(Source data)
·····

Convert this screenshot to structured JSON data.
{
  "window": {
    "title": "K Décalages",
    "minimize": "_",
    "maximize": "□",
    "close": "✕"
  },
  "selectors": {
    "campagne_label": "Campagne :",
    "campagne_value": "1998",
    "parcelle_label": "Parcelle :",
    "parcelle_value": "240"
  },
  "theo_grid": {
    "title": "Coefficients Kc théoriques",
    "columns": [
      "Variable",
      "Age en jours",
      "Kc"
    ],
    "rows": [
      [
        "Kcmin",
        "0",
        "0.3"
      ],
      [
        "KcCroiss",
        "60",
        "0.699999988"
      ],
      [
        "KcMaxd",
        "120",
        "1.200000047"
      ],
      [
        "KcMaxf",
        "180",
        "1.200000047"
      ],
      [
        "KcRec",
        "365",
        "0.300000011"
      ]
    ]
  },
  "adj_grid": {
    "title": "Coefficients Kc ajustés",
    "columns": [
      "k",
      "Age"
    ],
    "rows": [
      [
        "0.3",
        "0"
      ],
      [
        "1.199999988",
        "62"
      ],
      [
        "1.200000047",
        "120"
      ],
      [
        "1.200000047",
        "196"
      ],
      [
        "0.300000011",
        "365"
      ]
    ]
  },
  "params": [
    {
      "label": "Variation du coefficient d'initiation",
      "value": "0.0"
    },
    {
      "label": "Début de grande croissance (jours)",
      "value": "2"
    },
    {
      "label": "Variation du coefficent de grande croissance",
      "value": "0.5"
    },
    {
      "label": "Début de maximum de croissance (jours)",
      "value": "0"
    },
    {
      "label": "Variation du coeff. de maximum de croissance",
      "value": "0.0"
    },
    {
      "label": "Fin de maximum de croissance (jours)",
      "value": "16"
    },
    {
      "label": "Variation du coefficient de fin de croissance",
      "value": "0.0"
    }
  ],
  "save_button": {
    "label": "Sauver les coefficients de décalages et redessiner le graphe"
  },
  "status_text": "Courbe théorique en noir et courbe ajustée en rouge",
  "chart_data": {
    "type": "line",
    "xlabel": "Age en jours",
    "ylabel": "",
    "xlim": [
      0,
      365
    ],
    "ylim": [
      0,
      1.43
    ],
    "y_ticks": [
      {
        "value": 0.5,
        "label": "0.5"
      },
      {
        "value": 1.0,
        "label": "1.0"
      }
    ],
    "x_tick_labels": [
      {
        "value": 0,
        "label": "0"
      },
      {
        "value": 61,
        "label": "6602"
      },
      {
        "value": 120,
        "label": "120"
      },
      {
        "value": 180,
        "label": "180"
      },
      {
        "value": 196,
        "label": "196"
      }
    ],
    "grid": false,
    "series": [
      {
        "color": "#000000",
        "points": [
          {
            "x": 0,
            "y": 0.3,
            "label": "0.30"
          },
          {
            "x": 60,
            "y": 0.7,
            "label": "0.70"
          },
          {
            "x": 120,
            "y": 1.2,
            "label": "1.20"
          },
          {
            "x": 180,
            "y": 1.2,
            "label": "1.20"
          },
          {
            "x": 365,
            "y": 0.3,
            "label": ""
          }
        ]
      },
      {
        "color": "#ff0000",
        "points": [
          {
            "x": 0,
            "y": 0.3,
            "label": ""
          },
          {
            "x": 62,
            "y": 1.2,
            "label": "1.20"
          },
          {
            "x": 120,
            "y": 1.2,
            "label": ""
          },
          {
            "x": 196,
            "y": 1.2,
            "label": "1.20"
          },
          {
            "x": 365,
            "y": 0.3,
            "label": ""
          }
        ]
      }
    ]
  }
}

·····

* WHAT NEEDS TO BE DONE *
Look over the listing. Pull out every line with the string "maximum" in it.

* OUTPUT *
      "label": "Début de maximum de croissance (jours)",
      "label": "Variation du coeff. de maximum de croissance",
      "label": "Fin de maximum de croissance (jours)",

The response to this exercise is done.